Written problem → Retype, without alteration, each line from the line containing "What does this" to the final line of the records.

Data to use →
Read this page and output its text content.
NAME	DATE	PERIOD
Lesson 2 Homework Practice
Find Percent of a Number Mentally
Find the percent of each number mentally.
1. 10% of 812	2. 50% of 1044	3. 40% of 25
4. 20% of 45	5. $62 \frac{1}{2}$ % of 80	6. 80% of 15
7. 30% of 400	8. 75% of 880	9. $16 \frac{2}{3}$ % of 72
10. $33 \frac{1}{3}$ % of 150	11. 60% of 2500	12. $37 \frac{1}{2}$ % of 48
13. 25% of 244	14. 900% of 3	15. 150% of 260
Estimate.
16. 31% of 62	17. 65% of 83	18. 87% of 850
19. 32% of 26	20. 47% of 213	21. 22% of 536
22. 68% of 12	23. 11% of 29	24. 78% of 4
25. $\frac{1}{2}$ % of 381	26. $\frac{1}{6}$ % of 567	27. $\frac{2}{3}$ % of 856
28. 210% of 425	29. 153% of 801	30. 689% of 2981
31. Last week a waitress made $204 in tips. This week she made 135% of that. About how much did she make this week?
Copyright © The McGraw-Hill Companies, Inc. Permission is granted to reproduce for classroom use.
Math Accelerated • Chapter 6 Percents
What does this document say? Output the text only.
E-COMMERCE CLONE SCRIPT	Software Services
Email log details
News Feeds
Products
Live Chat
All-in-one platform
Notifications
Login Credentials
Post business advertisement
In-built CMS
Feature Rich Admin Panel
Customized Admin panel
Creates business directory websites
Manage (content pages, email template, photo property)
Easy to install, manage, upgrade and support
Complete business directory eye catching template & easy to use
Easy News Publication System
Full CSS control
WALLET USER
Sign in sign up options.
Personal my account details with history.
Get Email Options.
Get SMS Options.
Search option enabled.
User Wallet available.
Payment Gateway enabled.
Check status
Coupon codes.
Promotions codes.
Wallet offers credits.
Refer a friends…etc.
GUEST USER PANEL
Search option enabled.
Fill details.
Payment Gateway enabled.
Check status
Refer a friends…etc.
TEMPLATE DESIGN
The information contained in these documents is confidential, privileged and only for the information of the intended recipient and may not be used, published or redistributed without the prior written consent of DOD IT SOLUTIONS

Output of the exercise →
What does this document say? Output the text only.
E-COMMERCE CLONE SCRIPT	Software Services
Email log details
News Feeds
Products
Live Chat
All-in-one platform
Notifications
Login Credentials
Post business advertisement
In-built CMS
Feature Rich Admin Panel
Customized Admin panel
Creates business directory websites
Manage (content pages, email template, photo property)
Easy to install, manage, upgrade and support
Complete business directory eye catching template & easy to use
Easy News Publication System
Full CSS control
WALLET USER
Sign in sign up options.
Personal my account details with history.
Get Email Options.
Get SMS Options.
Search option enabled.
User Wallet available.
Payment Gateway enabled.
Check status
Coupon codes.
Promotions codes.
Wallet offers credits.
Refer a friends…etc.
GUEST USER PANEL
Search option enabled.
Fill details.
Payment Gateway enabled.
Check status
Refer a friends…etc.
TEMPLATE DESIGN
The information contained in these documents is confidential, privileged and only for the information of the intended recipient and may not be used, published or redistributed without the prior written consent of DOD IT SOLUTIONS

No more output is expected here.